■ THE EXERCISE ■
Set down each entry from the block beneath, exactly as written.

— START INFORMATION GIVEN —

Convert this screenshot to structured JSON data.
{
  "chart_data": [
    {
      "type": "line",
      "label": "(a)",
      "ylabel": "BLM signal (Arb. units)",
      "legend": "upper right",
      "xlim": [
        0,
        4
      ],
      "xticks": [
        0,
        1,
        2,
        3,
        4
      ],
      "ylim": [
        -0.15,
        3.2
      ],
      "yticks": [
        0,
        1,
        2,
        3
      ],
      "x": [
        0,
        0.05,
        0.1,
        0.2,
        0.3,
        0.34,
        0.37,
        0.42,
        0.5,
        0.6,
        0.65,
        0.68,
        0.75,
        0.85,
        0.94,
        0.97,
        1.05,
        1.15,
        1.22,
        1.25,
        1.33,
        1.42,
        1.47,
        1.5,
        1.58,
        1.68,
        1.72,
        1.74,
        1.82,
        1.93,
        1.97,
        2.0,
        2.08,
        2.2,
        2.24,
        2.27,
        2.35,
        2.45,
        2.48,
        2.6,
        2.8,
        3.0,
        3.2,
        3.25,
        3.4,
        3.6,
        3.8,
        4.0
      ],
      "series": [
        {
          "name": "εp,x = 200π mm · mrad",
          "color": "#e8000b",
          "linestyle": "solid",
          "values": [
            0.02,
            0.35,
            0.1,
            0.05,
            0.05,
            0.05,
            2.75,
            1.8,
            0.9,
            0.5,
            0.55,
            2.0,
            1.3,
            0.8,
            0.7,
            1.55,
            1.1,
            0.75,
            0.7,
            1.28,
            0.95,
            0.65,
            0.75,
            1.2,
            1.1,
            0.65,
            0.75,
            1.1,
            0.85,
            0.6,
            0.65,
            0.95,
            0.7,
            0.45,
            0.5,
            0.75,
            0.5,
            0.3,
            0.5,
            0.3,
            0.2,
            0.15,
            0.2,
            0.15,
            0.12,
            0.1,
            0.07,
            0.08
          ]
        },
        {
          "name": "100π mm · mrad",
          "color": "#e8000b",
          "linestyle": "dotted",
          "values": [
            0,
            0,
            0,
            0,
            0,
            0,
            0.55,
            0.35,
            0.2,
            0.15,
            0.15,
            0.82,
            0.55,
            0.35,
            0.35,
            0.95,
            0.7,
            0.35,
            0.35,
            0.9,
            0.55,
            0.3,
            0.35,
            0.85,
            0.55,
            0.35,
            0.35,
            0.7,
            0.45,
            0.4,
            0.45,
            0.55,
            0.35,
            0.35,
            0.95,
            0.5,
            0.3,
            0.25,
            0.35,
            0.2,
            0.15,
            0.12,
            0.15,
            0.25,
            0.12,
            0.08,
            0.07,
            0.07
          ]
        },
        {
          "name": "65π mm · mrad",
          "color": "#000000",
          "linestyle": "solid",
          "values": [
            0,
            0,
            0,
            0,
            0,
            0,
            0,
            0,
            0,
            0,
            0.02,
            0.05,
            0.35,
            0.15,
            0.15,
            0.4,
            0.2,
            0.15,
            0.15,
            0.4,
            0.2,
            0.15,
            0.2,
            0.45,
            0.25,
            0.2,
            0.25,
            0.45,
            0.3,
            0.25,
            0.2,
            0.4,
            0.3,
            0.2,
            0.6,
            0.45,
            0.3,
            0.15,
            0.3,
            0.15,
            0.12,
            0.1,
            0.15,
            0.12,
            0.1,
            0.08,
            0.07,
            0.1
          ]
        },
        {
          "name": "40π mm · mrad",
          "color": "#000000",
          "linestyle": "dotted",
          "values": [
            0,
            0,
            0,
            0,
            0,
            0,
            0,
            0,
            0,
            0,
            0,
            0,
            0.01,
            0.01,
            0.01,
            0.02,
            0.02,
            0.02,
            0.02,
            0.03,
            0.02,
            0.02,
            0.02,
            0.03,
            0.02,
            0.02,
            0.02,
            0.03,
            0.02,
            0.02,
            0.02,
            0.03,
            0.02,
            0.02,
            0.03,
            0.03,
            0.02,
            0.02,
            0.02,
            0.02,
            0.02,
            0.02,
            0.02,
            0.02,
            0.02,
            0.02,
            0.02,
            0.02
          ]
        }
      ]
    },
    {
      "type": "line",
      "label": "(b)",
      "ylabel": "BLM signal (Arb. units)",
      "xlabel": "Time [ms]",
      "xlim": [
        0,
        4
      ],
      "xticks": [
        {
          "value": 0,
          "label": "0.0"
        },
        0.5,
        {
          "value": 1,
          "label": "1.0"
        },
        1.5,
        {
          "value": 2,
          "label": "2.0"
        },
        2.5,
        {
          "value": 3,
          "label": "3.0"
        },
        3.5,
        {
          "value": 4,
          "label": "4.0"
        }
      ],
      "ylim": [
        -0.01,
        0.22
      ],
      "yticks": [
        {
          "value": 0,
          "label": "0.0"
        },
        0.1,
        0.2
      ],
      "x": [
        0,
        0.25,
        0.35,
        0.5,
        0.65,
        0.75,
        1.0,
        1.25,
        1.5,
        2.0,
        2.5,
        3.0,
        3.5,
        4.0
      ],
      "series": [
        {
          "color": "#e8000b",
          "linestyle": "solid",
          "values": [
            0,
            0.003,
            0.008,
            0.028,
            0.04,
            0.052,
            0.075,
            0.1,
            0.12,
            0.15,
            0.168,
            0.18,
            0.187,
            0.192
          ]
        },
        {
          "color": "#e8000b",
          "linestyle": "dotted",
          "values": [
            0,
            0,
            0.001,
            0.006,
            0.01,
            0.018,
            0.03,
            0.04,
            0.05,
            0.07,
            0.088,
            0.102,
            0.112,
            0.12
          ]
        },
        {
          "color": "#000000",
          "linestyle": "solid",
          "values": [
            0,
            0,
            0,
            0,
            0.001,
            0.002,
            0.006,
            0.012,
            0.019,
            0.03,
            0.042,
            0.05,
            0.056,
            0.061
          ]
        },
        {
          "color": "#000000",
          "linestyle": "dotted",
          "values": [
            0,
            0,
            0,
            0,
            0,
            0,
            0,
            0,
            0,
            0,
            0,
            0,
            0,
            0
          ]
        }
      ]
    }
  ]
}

— END INFORMATION GIVEN —

■ EXERCISE RESPONSE ■
Convert this screenshot to structured JSON data.
{
  "chart_data": [
    {
      "type": "line",
      "label": "(a)",
      "ylabel": "BLM signal (Arb. units)",
      "legend": "upper right",
      "xlim": [
        0,
        4
      ],
      "xticks": [
        0,
        1,
        2,
        3,
        4
      ],
      "ylim": [
        -0.15,
        3.2
      ],
      "yticks": [
        0,
        1,
        2,
        3
      ],
      "x": [
        0,
        0.05,
        0.1,
        0.2,
        0.3,
        0.34,
        0.37,
        0.42,
        0.5,
        0.6,
        0.65,
        0.68,
        0.75,
        0.85,
        0.94,
        0.97,
        1.05,
        1.15,
        1.22,
        1.25,
        1.33,
        1.42,
        1.47,
        1.5,
        1.58,
        1.68,
        1.72,
        1.74,
        1.82,
        1.93,
        1.97,
        2.0,
        2.08,
        2.2,
        2.24,
        2.27,
        2.35,
        2.45,
        2.48,
        2.6,
        2.8,
        3.0,
        3.2,
        3.25,
        3.4,
        3.6,
        3.8,
        4.0
      ],
      "series": [
        {
          "name": "εp,x = 200π mm · mrad",
          "color": "#e8000b",
          "linestyle": "solid",
          "values": [
            0.02,
            0.35,
            0.1,
            0.05,
            0.05,
            0.05,
            2.75,
            1.8,
            0.9,
            0.5,
            0.55,
            2.0,
            1.3,
            0.8,
            0.7,
            1.55,
            1.1,
            0.75,
            0.7,
            1.28,
            0.95,
            0.65,
            0.75,
            1.2,
            1.1,
            0.65,
            0.75,
            1.1,
            0.85,
            0.6,
            0.65,
            0.95,
            0.7,
            0.45,
            0.5,
            0.75,
            0.5,
            0.3,
            0.5,
            0.3,
            0.2,
            0.15,
            0.2,
            0.15,
            0.12,
            0.1,
            0.07,
            0.08
          ]
        },
        {
          "name": "100π mm · mrad",
          "color": "#e8000b",
          "linestyle": "dotted",
          "values": [
            0,
            0,
            0,
            0,
            0,
            0,
            0.55,
            0.35,
            0.2,
            0.15,
            0.15,
            0.82,
            0.55,
            0.35,
            0.35,
            0.95,
            0.7,
            0.35,
            0.35,
            0.9,
            0.55,
            0.3,
            0.35,
            0.85,
            0.55,
            0.35,
            0.35,
            0.7,
            0.45,
            0.4,
            0.45,
            0.55,
            0.35,
            0.35,
            0.95,
            0.5,
            0.3,
            0.25,
            0.35,
            0.2,
            0.15,
            0.12,
            0.15,
            0.25,
            0.12,
            0.08,
            0.07,
            0.07
          ]
        },
        {
          "name": "65π mm · mrad",
          "color": "#000000",
          "linestyle": "solid",
          "values": [
            0,
            0,
            0,
            0,
            0,
            0,
            0,
            0,
            0,
            0,
            0.02,
            0.05,
            0.35,
            0.15,
            0.15,
            0.4,
            0.2,
            0.15,
            0.15,
            0.4,
            0.2,
            0.15,
            0.2,
            0.45,
            0.25,
            0.2,
            0.25,
            0.45,
            0.3,
            0.25,
            0.2,
            0.4,
            0.3,
            0.2,
            0.6,
            0.45,
            0.3,
            0.15,
            0.3,
            0.15,
            0.12,
            0.1,
            0.15,
            0.12,
            0.1,
            0.08,
            0.07,
            0.1
          ]
        },
        {
          "name": "40π mm · mrad",
          "color": "#000000",
          "linestyle": "dotted",
          "values": [
            0,
            0,
            0,
            0,
            0,
            0,
            0,
            0,
            0,
            0,
            0,
            0,
            0.01,
            0.01,
            0.01,
            0.02,
            0.02,
            0.02,
            0.02,
            0.03,
            0.02,
            0.02,
            0.02,
            0.03,
            0.02,
            0.02,
            0.02,
            0.03,
            0.02,
            0.02,
            0.02,
            0.03,
            0.02,
            0.02,
            0.03,
            0.03,
            0.02,
            0.02,
            0.02,
            0.02,
            0.02,
            0.02,
            0.02,
            0.02,
            0.02,
            0.02,
            0.02,
            0.02
          ]
        }
      ]
    },
    {
      "type": "line",
      "label": "(b)",
      "ylabel": "BLM signal (Arb. units)",
      "xlabel": "Time [ms]",
      "xlim": [
        0,
        4
      ],
      "xticks": [
        {
          "value": 0,
          "label": "0.0"
        },
        0.5,
        {
          "value": 1,
          "label": "1.0"
        },
        1.5,
        {
          "value": 2,
          "label": "2.0"
        },
        2.5,
        {
          "value": 3,
          "label": "3.0"
        },
        3.5,
        {
          "value": 4,
          "label": "4.0"
        }
      ],
      "ylim": [
        -0.01,
        0.22
      ],
      "yticks": [
        {
          "value": 0,
          "label": "0.0"
        },
        0.1,
        0.2
      ],
      "x": [
        0,
        0.25,
        0.35,
        0.5,
        0.65,
        0.75,
        1.0,
        1.25,
        1.5,
        2.0,
        2.5,
        3.0,
        3.5,
        4.0
      ],
      "series": [
        {
          "color": "#e8000b",
          "linestyle": "solid",
          "values": [
            0,
            0.003,
            0.008,
            0.028,
            0.04,
            0.052,
            0.075,
            0.1,
            0.12,
            0.15,
            0.168,
            0.18,
            0.187,
            0.192
          ]
        },
        {
          "color": "#e8000b",
          "linestyle": "dotted",
          "values": [
            0,
            0,
            0.001,
            0.006,
            0.01,
            0.018,
            0.03,
            0.04,
            0.05,
            0.07,
            0.088,
            0.102,
            0.112,
            0.12
          ]
        },
        {
          "color": "#000000",
          "linestyle": "solid",
          "values": [
            0,
            0,
            0,
            0,
            0.001,
            0.002,
            0.006,
            0.012,
            0.019,
            0.03,
            0.042,
            0.05,
            0.056,
            0.061
          ]
        },
        {
          "color": "#000000",
          "linestyle": "dotted",
          "values": [
            0,
            0,
            0,
            0,
            0,
            0,
            0,
            0,
            0,
            0,
            0,
            0,
            0,
            0
          ]
        }
      ]
    }
  ]
}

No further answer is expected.